%%
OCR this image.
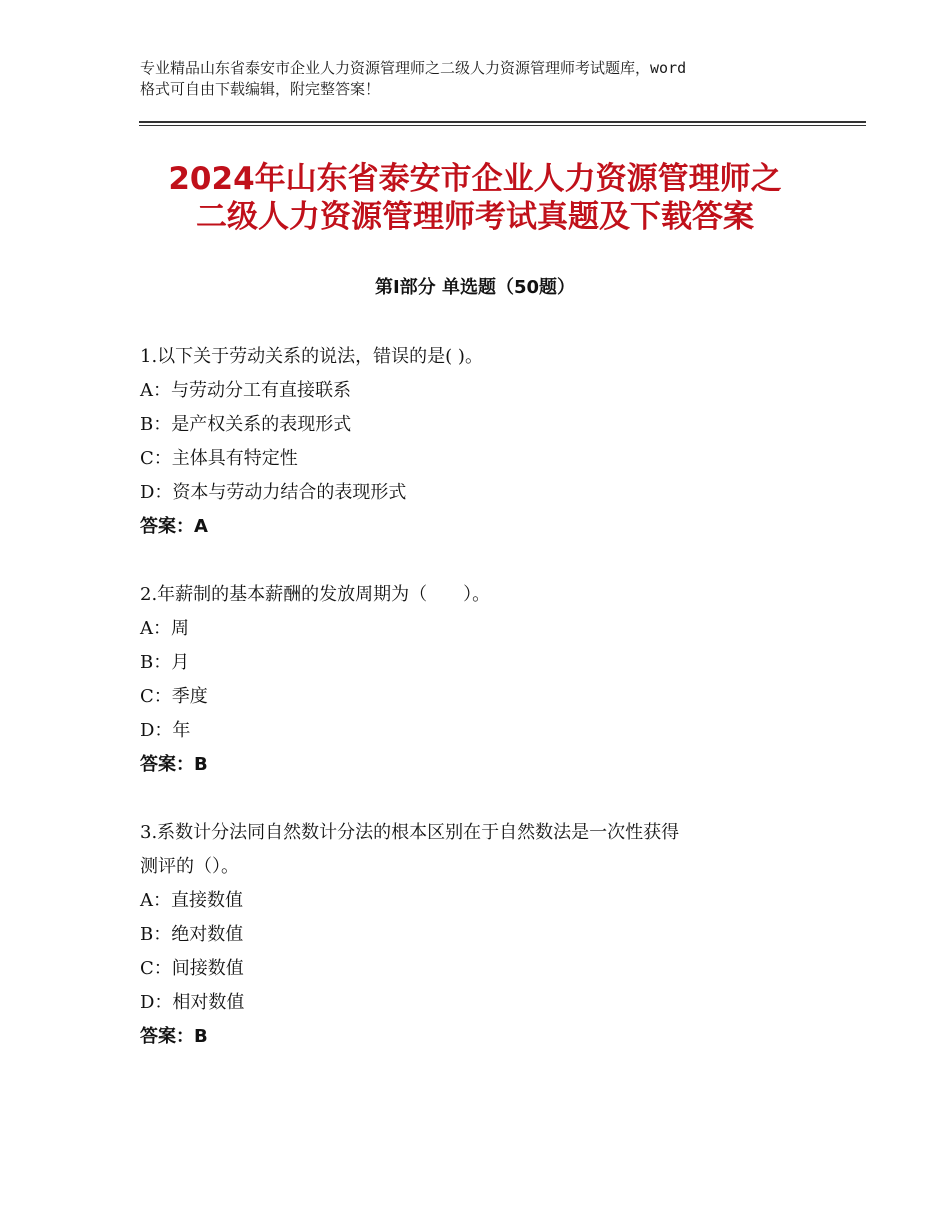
专业精品山东省泰安市企业人力资源管理师之二级人力资源管理师考试题库，word
格式可自由下载编辑，附完整答案！
2024年山东省泰安市企业人力资源管理师之
二级人力资源管理师考试真题及下载答案
第Ⅰ部分 单选题（50题）
1.以下关于劳动关系的说法，错误的是( )。
A：与劳动分工有直接联系
B：是产权关系的表现形式
C：主体具有特定性
D：资本与劳动力结合的表现形式
答案：A
2.年薪制的基本薪酬的发放周期为（　　）。
A：周
B：月
C：季度
D：年
答案：B
3.系数计分法同自然数计分法的根本区别在于自然数法是一次性获得
测评的（）。
A：直接数值
B：绝对数值
C：间接数值
D：相对数值
答案：B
%%
Using the material above, retype each entry exactly and omit the pictures.

# ANSWER TO THE EXERCISE:
OCR this image.
专业精品山东省泰安市企业人力资源管理师之二级人力资源管理师考试题库，word
格式可自由下载编辑，附完整答案！
2024年山东省泰安市企业人力资源管理师之
二级人力资源管理师考试真题及下载答案
第Ⅰ部分 单选题（50题）
1.以下关于劳动关系的说法，错误的是( )。
A：与劳动分工有直接联系
B：是产权关系的表现形式
C：主体具有特定性
D：资本与劳动力结合的表现形式
答案：A
2.年薪制的基本薪酬的发放周期为（　　）。
A：周
B：月
C：季度
D：年
答案：B
3.系数计分法同自然数计分法的根本区别在于自然数法是一次性获得
测评的（）。
A：直接数值
B：绝对数值
C：间接数值
D：相对数值
答案：B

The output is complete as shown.